[WHAT YOU NEED TO DO]
Retype all the records with nothing changed.

[Collection entries]
Begin

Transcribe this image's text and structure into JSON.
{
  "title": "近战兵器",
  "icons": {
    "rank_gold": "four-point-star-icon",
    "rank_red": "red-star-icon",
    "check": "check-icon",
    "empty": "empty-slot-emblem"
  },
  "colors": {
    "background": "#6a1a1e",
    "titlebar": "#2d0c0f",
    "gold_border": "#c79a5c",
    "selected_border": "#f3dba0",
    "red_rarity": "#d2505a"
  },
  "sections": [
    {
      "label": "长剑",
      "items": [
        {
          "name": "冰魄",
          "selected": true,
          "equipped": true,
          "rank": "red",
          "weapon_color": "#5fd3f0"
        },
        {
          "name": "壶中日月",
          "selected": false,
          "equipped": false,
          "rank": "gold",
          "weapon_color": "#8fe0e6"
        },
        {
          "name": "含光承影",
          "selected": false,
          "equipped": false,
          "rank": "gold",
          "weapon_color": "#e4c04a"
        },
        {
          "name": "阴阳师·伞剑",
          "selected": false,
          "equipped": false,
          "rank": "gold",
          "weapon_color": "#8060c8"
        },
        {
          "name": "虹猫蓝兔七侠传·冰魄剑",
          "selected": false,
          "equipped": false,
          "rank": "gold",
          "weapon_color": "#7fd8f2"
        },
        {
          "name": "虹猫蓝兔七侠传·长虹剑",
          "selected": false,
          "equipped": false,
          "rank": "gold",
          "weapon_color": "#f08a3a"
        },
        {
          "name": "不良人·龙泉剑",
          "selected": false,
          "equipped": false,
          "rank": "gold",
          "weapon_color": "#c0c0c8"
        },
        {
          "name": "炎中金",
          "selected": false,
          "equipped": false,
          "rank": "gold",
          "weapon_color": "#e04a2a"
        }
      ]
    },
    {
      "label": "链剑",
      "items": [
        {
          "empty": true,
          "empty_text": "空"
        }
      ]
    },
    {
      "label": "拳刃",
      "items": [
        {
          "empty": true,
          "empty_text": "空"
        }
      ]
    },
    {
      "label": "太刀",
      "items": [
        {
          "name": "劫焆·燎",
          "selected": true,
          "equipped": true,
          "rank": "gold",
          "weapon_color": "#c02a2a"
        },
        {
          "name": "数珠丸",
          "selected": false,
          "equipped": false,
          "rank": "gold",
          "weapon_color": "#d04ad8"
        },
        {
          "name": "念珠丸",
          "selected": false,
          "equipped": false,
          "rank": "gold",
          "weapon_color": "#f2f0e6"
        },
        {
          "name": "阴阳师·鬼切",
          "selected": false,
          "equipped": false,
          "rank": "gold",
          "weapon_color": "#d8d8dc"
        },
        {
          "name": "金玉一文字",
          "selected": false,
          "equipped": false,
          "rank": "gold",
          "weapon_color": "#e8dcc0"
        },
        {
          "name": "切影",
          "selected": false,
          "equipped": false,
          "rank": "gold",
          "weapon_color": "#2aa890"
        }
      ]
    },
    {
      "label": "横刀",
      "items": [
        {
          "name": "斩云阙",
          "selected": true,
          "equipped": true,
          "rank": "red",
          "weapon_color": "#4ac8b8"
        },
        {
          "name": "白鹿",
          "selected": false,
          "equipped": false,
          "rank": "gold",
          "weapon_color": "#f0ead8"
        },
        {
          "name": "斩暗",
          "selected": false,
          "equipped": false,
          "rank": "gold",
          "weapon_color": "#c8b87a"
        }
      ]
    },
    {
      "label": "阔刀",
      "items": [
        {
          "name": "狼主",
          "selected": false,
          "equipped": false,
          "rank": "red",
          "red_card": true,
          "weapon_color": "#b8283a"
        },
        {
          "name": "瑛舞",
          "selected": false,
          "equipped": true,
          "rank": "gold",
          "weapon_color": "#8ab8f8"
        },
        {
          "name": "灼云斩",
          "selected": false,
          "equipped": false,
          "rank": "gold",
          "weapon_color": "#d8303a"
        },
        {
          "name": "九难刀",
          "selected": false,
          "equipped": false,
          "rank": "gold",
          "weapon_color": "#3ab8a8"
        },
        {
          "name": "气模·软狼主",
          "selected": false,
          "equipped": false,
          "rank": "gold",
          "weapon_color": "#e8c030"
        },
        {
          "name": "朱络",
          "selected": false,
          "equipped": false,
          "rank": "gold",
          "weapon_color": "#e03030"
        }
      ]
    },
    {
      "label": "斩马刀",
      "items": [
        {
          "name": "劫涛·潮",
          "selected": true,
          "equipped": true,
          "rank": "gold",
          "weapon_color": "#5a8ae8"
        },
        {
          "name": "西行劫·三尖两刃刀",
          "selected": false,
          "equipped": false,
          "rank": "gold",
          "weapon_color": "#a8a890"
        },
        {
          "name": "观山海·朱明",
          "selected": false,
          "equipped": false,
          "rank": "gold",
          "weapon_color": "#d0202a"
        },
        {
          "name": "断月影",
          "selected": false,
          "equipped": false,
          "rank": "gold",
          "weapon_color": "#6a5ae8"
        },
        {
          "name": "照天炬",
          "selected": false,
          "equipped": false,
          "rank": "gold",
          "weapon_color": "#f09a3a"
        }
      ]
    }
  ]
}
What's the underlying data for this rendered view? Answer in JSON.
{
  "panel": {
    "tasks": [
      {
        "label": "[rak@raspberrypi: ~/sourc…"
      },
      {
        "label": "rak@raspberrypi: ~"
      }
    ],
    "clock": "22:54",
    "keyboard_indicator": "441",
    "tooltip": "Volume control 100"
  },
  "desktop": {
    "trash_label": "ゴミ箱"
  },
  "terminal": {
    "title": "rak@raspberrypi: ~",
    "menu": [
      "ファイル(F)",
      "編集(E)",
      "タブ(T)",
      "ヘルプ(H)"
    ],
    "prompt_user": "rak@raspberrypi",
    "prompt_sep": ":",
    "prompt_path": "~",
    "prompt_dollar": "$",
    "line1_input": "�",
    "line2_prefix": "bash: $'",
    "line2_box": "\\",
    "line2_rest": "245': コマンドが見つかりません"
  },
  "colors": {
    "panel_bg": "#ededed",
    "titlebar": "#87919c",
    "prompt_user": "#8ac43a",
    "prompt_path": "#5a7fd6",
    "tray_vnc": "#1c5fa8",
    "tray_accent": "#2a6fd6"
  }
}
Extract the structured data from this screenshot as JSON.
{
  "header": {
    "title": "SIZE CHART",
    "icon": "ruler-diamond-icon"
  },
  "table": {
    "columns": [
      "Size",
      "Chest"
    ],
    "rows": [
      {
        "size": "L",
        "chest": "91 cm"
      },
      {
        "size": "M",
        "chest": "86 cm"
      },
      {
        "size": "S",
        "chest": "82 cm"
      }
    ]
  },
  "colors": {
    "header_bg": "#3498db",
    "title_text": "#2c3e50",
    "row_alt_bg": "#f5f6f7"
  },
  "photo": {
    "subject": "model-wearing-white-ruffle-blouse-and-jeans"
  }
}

End

[SOLUTION TO THIS EXERCISE]
Transcribe this image's text and structure into JSON.
{
  "title": "近战兵器",
  "icons": {
    "rank_gold": "four-point-star-icon",
    "rank_red": "red-star-icon",
    "check": "check-icon",
    "empty": "empty-slot-emblem"
  },
  "colors": {
    "background": "#6a1a1e",
    "titlebar": "#2d0c0f",
    "gold_border": "#c79a5c",
    "selected_border": "#f3dba0",
    "red_rarity": "#d2505a"
  },
  "sections": [
    {
      "label": "长剑",
      "items": [
        {
          "name": "冰魄",
          "selected": true,
          "equipped": true,
          "rank": "red",
          "weapon_color": "#5fd3f0"
        },
        {
          "name": "壶中日月",
          "selected": false,
          "equipped": false,
          "rank": "gold",
          "weapon_color": "#8fe0e6"
        },
        {
          "name": "含光承影",
          "selected": false,
          "equipped": false,
          "rank": "gold",
          "weapon_color": "#e4c04a"
        },
        {
          "name": "阴阳师·伞剑",
          "selected": false,
          "equipped": false,
          "rank": "gold",
          "weapon_color": "#8060c8"
        },
        {
          "name": "虹猫蓝兔七侠传·冰魄剑",
          "selected": false,
          "equipped": false,
          "rank": "gold",
          "weapon_color": "#7fd8f2"
        },
        {
          "name": "虹猫蓝兔七侠传·长虹剑",
          "selected": false,
          "equipped": false,
          "rank": "gold",
          "weapon_color": "#f08a3a"
        },
        {
          "name": "不良人·龙泉剑",
          "selected": false,
          "equipped": false,
          "rank": "gold",
          "weapon_color": "#c0c0c8"
        },
        {
          "name": "炎中金",
          "selected": false,
          "equipped": false,
          "rank": "gold",
          "weapon_color": "#e04a2a"
        }
      ]
    },
    {
      "label": "链剑",
      "items": [
        {
          "empty": true,
          "empty_text": "空"
        }
      ]
    },
    {
      "label": "拳刃",
      "items": [
        {
          "empty": true,
          "empty_text": "空"
        }
      ]
    },
    {
      "label": "太刀",
      "items": [
        {
          "name": "劫焆·燎",
          "selected": true,
          "equipped": true,
          "rank": "gold",
          "weapon_color": "#c02a2a"
        },
        {
          "name": "数珠丸",
          "selected": false,
          "equipped": false,
          "rank": "gold",
          "weapon_color": "#d04ad8"
        },
        {
          "name": "念珠丸",
          "selected": false,
          "equipped": false,
          "rank": "gold",
          "weapon_color": "#f2f0e6"
        },
        {
          "name": "阴阳师·鬼切",
          "selected": false,
          "equipped": false,
          "rank": "gold",
          "weapon_color": "#d8d8dc"
        },
        {
          "name": "金玉一文字",
          "selected": false,
          "equipped": false,
          "rank": "gold",
          "weapon_color": "#e8dcc0"
        },
        {
          "name": "切影",
          "selected": false,
          "equipped": false,
          "rank": "gold",
          "weapon_color": "#2aa890"
        }
      ]
    },
    {
      "label": "横刀",
      "items": [
        {
          "name": "斩云阙",
          "selected": true,
          "equipped": true,
          "rank": "red",
          "weapon_color": "#4ac8b8"
        },
        {
          "name": "白鹿",
          "selected": false,
          "equipped": false,
          "rank": "gold",
          "weapon_color": "#f0ead8"
        },
        {
          "name": "斩暗",
          "selected": false,
          "equipped": false,
          "rank": "gold",
          "weapon_color": "#c8b87a"
        }
      ]
    },
    {
      "label": "阔刀",
      "items": [
        {
          "name": "狼主",
          "selected": false,
          "equipped": false,
          "rank": "red",
          "red_card": true,
          "weapon_color": "#b8283a"
        },
        {
          "name": "瑛舞",
          "selected": false,
          "equipped": true,
          "rank": "gold",
          "weapon_color": "#8ab8f8"
        },
        {
          "name": "灼云斩",
          "selected": false,
          "equipped": false,
          "rank": "gold",
          "weapon_color": "#d8303a"
        },
        {
          "name": "九难刀",
          "selected": false,
          "equipped": false,
          "rank": "gold",
          "weapon_color": "#3ab8a8"
        },
        {
          "name": "气模·软狼主",
          "selected": false,
          "equipped": false,
          "rank": "gold",
          "weapon_color": "#e8c030"
        },
        {
          "name": "朱络",
          "selected": false,
          "equipped": false,
          "rank": "gold",
          "weapon_color": "#e03030"
        }
      ]
    },
    {
      "label": "斩马刀",
      "items": [
        {
          "name": "劫涛·潮",
          "selected": true,
          "equipped": true,
          "rank": "gold",
          "weapon_color": "#5a8ae8"
        },
        {
          "name": "西行劫·三尖两刃刀",
          "selected": false,
          "equipped": false,
          "rank": "gold",
          "weapon_color": "#a8a890"
        },
        {
          "name": "观山海·朱明",
          "selected": false,
          "equipped": false,
          "rank": "gold",
          "weapon_color": "#d0202a"
        },
        {
          "name": "断月影",
          "selected": false,
          "equipped": false,
          "rank": "gold",
          "weapon_color": "#6a5ae8"
        },
        {
          "name": "照天炬",
          "selected": false,
          "equipped": false,
          "rank": "gold",
          "weapon_color": "#f09a3a"
        }
      ]
    }
  ]
}
What's the underlying data for this rendered view? Answer in JSON.
{
  "panel": {
    "tasks": [
      {
        "label": "[rak@raspberrypi: ~/sourc…"
      },
      {
        "label": "rak@raspberrypi: ~"
      }
    ],
    "clock": "22:54",
    "keyboard_indicator": "441",
    "tooltip": "Volume control 100"
  },
  "desktop": {
    "trash_label": "ゴミ箱"
  },
  "terminal": {
    "title": "rak@raspberrypi: ~",
    "menu": [
      "ファイル(F)",
      "編集(E)",
      "タブ(T)",
      "ヘルプ(H)"
    ],
    "prompt_user": "rak@raspberrypi",
    "prompt_sep": ":",
    "prompt_path": "~",
    "prompt_dollar": "$",
    "line1_input": "�",
    "line2_prefix": "bash: $'",
    "line2_box": "\\",
    "line2_rest": "245': コマンドが見つかりません"
  },
  "colors": {
    "panel_bg": "#ededed",
    "titlebar": "#87919c",
    "prompt_user": "#8ac43a",
    "prompt_path": "#5a7fd6",
    "tray_vnc": "#1c5fa8",
    "tray_accent": "#2a6fd6"
  }
}
Extract the structured data from this screenshot as JSON.
{
  "header": {
    "title": "SIZE CHART",
    "icon": "ruler-diamond-icon"
  },
  "table": {
    "columns": [
      "Size",
      "Chest"
    ],
    "rows": [
      {
        "size": "L",
        "chest": "91 cm"
      },
      {
        "size": "M",
        "chest": "86 cm"
      },
      {
        "size": "S",
        "chest": "82 cm"
      }
    ]
  },
  "colors": {
    "header_bg": "#3498db",
    "title_text": "#2c3e50",
    "row_alt_bg": "#f5f6f7"
  },
  "photo": {
    "subject": "model-wearing-white-ruffle-blouse-and-jeans"
  }
}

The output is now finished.